Stored entries
——————

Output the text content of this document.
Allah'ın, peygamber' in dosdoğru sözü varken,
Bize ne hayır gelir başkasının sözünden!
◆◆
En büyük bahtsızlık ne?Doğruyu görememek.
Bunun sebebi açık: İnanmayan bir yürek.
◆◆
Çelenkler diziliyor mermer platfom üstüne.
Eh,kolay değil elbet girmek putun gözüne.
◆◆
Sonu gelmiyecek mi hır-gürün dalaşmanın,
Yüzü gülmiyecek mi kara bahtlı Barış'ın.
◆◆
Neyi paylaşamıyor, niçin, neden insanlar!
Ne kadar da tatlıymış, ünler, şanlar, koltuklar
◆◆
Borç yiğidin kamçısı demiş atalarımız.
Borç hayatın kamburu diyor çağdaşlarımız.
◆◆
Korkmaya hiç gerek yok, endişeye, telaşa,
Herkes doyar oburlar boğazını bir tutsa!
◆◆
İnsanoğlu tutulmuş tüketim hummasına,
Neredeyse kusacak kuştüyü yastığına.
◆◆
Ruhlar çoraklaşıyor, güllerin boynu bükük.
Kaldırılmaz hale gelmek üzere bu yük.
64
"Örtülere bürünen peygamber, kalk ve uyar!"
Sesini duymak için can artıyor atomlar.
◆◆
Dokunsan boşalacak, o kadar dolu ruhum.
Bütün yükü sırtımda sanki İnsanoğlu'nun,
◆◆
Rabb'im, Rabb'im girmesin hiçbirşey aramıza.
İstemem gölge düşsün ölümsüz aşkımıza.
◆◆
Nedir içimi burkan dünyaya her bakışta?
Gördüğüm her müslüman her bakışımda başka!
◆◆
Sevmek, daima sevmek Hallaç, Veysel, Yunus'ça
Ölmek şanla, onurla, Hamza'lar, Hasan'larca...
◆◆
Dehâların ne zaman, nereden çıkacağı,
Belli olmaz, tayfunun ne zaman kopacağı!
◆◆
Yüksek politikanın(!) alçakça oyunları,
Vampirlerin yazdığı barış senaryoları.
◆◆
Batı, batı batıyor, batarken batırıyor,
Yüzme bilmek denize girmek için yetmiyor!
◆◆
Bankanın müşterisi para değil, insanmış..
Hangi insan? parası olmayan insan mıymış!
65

——————

TASK TO CARRY OUT →
Of the lines above, copy each that contains "peygamber".

RESULT OF THIS EXERCISE →
Allah'ın, peygamber' in dosdoğru sözü varken,
"Örtülere bürünen peygamber, kalk ve uyar!"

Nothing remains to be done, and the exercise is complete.